:: Written instruction 1 ::
Please extract the stretch of the fire suppression patent excerpt below from "FIG. 6 is a" through "to the Figures.", copying it word for word.
:: Written instruction 2 ::
Write what comes next in the fire suppression patent excerpt below, picking up right after its final sentence.

:: Page ::
In addition to one or more of the features described herein, or as an alternative, in further embodiments the fire suppression system further comprises a sensor and a manual activation system, wherein the first input is operably coupled to the sensor and the second input is operably coupled to the manual activation system.

In addition to one or more of the features described herein, or as an alternative, in further embodiments the actuation mechanism includes a plurality of stages including a first stage and a second stage, the first input, the second input, and the output being arranged within the first stage, wherein the output is operably to an input of the second stage.

Also disclosed is a method of operating an actuation mechanism of a fire suppression system includes providing a first input, a second input, and an output. The first input and the second input cooperate to restrict movement of the output. The method further including removing tension from the first input and removing tension from the output.

In addition to one or more of the features described herein, or as an alternative, in further embodiments comprising moving the first input out of a path of movement of the output in response to removing tension from the first input.

In addition to one or more of the features described herein, or as an alternative, in further embodiments the first input further comprises a first tension member and a first support and moving the first input out of the path of movement of the output further comprises rotating the first support about an axis.

In addition to one or more of the features described herein, or as an alternative, in further embodiments the first input is associated with a first region of the fire suppression system and the second input is associated with a second region of the fire suppression system. The method further includes activating a canister associated with the first region of the fire suppression system in response to removing tension from the output.

BRIEF DESCRIPTION OF THE DRAWINGS

The following descriptions should not be considered limiting in any way. With reference to the accompanying drawings, like elements are numbered alike:

FIG. 1 is a schematic diagram of an exemplary system for delivering a fire suppression agent to at least one cooking appliance according to an embodiment;

FIG. 2 is a schematic diagram of an exemplary actuation mechanism in an inactive configuration according to an embodiment;

FIG. 3 is a schematic diagram of the actuation mechanism of FIG. 2 in an active configuration according to an embodiment;

FIG. 4 is a schematic diagram of an exemplary actuation mechanism in an inactive configuration according to an embodiment;

FIG. 5 is a schematic diagram of the actuation mechanism of FIG. 4 in an active configuration according to an embodiment;

FIG. 6 is a schematic diagram of an exemplary actuation mechanism in an inactive configuration according to an embodiment;

FIG. 7 is a schematic diagram of an exemplary actuation mechanism in an inactive configuration according to an embodiment;

FIG. 8 is a schematic diagram of the actuation mechanism of FIG. 7 in an active configuration according to an embodiment;

FIG. 9 is a schematic diagram of an exemplary actuation mechanism in an inactive configuration according to an embodiment.

DETAILED DESCRIPTION

A detailed description of one or more embodiments of the disclosed apparatus and method are presented herein by way of exemplification and not limitation with reference to the Figures.

:: Data section ::

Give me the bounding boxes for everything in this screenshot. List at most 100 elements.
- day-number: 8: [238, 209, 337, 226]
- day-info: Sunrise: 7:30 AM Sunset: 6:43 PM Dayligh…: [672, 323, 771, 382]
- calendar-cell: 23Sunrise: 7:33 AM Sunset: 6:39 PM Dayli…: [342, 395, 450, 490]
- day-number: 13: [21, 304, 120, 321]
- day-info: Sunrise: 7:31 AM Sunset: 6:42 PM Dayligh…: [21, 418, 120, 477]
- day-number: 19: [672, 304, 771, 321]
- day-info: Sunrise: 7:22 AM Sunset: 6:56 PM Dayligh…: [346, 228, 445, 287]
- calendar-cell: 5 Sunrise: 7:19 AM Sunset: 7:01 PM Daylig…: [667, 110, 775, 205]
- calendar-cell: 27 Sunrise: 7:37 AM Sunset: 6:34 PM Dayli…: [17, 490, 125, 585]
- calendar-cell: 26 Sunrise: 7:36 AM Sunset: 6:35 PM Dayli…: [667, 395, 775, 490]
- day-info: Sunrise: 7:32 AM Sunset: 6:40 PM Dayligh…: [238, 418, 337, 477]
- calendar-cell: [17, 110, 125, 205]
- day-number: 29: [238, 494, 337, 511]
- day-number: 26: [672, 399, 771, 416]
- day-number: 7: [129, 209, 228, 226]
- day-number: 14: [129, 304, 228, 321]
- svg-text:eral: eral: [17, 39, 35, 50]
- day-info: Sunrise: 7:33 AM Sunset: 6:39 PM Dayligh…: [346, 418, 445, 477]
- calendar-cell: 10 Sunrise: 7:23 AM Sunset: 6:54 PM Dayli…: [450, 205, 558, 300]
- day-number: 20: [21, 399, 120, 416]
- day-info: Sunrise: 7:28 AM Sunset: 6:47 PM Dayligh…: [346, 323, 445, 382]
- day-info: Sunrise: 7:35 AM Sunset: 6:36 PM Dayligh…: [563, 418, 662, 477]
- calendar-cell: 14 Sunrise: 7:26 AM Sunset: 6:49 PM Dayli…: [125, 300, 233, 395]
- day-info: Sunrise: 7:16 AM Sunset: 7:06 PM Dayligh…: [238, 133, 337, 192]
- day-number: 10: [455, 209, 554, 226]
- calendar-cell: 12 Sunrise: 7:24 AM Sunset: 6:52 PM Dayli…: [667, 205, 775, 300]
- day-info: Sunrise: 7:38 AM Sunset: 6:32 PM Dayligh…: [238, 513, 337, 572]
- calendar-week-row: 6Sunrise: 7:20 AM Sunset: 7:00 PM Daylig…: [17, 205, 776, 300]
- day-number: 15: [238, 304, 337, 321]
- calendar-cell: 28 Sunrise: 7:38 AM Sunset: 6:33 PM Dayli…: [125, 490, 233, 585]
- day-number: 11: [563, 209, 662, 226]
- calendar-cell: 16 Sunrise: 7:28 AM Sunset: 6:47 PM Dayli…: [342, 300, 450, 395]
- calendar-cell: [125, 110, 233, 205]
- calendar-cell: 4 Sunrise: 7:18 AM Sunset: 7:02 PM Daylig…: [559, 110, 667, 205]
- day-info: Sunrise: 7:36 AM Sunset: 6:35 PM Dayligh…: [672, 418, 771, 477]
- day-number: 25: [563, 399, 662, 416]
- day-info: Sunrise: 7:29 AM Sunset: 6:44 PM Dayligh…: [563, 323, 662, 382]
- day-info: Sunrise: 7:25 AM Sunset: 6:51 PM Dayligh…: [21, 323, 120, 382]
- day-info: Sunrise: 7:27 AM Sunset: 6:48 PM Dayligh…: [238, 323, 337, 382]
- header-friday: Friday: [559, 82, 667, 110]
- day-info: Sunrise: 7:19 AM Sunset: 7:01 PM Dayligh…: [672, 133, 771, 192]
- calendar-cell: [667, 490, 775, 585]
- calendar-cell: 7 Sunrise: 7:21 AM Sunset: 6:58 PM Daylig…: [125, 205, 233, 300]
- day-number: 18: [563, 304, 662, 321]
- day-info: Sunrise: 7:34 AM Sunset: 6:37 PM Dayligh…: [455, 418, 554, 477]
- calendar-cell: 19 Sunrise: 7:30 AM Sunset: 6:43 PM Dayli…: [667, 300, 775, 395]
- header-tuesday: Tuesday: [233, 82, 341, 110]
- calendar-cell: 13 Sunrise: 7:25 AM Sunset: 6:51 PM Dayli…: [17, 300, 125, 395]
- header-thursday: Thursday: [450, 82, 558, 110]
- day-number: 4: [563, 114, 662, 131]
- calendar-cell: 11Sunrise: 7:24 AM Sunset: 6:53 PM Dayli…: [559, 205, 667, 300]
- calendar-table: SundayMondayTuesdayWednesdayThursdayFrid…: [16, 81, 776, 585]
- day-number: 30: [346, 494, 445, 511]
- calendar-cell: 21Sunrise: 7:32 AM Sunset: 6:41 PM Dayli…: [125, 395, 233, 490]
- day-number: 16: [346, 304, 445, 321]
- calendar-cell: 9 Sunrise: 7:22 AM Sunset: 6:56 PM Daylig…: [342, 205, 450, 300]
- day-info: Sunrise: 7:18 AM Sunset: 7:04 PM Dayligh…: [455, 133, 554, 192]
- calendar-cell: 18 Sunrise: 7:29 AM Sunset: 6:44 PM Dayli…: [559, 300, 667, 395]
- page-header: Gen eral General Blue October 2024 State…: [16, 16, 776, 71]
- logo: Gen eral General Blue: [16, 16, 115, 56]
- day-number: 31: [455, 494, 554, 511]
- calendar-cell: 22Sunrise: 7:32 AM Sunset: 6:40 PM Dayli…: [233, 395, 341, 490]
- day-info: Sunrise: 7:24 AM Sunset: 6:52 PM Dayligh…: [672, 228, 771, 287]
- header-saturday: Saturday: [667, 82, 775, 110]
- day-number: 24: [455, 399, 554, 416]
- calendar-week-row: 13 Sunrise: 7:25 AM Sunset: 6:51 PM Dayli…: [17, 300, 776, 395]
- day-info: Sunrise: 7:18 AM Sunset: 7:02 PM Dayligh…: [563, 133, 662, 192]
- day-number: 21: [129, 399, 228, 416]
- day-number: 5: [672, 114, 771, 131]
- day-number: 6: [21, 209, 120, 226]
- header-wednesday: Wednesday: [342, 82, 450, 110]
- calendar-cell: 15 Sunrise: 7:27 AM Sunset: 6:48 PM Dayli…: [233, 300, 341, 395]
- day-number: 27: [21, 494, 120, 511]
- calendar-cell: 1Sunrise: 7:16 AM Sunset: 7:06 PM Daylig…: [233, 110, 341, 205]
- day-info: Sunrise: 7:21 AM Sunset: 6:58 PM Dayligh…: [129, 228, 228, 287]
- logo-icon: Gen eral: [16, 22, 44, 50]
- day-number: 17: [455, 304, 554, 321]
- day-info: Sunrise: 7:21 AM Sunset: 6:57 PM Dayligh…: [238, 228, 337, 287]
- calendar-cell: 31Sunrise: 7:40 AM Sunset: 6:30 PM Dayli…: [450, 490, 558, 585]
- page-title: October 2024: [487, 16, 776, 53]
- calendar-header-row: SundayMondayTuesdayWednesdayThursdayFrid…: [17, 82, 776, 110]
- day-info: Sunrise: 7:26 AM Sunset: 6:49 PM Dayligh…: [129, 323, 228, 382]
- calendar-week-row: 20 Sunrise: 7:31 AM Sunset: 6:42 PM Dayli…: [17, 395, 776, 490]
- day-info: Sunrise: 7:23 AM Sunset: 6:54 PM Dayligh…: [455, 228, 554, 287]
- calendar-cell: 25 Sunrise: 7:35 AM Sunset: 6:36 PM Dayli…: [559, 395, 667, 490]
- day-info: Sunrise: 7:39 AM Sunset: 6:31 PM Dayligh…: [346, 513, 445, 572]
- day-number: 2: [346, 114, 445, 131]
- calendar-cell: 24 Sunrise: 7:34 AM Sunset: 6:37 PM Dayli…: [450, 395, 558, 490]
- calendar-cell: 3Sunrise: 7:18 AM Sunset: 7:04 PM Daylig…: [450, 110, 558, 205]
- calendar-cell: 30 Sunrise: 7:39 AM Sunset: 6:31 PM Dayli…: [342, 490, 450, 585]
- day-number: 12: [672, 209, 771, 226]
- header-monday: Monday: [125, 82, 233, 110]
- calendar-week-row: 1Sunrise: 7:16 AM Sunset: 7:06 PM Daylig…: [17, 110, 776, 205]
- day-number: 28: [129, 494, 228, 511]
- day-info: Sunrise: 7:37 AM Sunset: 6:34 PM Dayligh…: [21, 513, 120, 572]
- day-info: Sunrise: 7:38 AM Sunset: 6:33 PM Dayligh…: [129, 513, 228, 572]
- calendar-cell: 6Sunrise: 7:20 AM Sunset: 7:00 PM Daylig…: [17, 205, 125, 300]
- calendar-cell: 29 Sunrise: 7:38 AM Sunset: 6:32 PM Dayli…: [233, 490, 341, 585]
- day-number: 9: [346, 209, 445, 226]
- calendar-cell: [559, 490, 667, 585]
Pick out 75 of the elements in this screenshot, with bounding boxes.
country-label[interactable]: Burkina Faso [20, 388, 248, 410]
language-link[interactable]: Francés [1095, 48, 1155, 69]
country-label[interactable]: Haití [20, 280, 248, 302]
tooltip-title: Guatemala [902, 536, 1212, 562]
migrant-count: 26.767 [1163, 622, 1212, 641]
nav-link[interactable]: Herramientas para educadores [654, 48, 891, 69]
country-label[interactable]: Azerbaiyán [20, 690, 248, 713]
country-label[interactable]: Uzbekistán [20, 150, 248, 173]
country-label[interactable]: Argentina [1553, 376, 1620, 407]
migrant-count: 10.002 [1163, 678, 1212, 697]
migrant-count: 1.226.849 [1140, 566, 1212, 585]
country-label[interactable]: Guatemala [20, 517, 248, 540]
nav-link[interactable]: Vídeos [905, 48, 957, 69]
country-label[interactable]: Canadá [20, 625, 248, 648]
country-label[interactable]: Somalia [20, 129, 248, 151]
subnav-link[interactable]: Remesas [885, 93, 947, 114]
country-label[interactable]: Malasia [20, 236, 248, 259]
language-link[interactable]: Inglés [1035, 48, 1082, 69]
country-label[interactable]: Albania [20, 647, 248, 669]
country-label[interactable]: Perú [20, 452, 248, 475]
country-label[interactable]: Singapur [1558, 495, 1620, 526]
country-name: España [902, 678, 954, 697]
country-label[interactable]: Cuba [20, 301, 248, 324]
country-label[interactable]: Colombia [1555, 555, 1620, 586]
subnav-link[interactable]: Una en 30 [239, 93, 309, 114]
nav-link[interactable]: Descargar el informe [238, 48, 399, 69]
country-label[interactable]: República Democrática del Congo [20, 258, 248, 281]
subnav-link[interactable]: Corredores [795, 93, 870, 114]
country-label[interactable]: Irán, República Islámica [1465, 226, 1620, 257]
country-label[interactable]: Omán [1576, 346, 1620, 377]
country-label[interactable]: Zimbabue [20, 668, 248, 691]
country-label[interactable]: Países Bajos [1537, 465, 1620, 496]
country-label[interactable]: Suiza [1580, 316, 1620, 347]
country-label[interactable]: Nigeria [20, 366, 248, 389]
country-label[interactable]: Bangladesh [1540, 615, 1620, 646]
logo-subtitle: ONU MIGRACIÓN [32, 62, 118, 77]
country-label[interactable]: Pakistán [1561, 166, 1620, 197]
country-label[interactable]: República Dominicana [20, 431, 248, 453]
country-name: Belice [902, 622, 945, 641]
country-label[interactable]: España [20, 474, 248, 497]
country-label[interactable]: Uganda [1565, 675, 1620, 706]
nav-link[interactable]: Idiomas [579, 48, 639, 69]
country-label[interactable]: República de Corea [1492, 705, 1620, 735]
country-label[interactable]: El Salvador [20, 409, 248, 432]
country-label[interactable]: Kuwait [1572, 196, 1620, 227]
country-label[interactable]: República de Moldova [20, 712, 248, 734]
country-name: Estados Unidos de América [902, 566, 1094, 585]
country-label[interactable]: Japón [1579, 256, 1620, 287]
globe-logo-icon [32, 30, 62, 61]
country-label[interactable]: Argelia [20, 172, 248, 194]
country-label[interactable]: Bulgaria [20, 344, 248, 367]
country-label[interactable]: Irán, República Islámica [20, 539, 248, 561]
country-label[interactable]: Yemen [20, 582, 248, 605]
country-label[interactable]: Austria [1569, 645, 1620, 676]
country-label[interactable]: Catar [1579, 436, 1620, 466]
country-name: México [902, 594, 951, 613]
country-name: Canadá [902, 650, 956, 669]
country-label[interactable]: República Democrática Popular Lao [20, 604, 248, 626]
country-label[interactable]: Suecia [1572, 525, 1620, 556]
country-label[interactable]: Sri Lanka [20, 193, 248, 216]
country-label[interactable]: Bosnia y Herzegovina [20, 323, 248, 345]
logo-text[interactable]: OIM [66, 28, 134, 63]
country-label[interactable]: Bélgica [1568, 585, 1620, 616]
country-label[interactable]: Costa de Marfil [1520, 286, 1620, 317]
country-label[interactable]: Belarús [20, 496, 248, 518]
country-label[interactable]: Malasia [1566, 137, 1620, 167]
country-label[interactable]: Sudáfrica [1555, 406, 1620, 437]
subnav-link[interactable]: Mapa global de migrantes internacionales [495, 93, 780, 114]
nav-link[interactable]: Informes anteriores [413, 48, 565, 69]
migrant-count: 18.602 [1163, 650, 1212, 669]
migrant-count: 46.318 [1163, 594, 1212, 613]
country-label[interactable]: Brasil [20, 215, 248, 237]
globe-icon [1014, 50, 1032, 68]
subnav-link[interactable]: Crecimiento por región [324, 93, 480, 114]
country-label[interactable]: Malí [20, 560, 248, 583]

:: Exercise result 1 ::
FIG. 6 is a schematic diagram of an exemplary actuation mechanism in an inactive configuration according to an embodiment;

FIG. 7 is a schematic diagram of an exemplary actuation mechanism in an inactive configuration according to an embodiment;

FIG. 8 is a schematic diagram of the actuation mechanism of FIG. 7 in an active configuration according to an embodiment;

FIG. 9 is a schematic diagram of an exemplary actuation mechanism in an inactive configuration according to an embodiment.

DETAILED DESCRIPTION

A detailed description of one or more embodiments of the disclosed apparatus and method are presented herein by way of exemplification and not limitation with reference to the Figures.

:: Exercise result 2 ::
With reference now to FIG. 1, an example of a system 20 for delivering a fire suppression agent to one or more cooking appliances 10 is illustrated. The fire suppression system 20 may be located separate or remotely from the cooking appliance 10, such as within a vent hood 12, or alternatively, may be integrated or housed at least partially within a portion of the cooking appliance 10. It should be understood that the configuration of the fire suppression system 20 may vary based on the overall structural design of the cooking appliance 10. The fire suppression system 20 includes one or more spray nozzles 22 associated with the cooking appliance 10 and a source of fire suppression agent 24 in the form of at least one self-contained pressurized canister. In embodiments including a plurality of cooking appliances 10, one or more spray nozzles 22 may be dedicated to each cooking appliance 10, or alternatively, one or more evenly spaced spray nozzles 22 may be used for all of the cooking appliances 10.

The source of fire suppression agent 24 is arranged in fluid communication with the nozzles 22 via an agent delivery path defined by a delivery piping system 26. In the event of a fire, the fire suppression agent is allowed to flow through the delivery piping system 26 to the one or more spray nozzles 22 for release directly onto an adjacent cooking hazard area 14 of the one or more cooking appliances 10.

Those skilled in the art will readily appreciate that the fire suppression agent can be selected from materials such as water, dry chemical agent, wet chemical agent, or the like. Further, the source of fire suppression agent 24 may additionally contain a gas propellant for facilitating the movement of the fire suppression agent through the delivery piping system 26. However, embodiments where the propellant is stored separately from the fire suppression agent are also contemplated herein.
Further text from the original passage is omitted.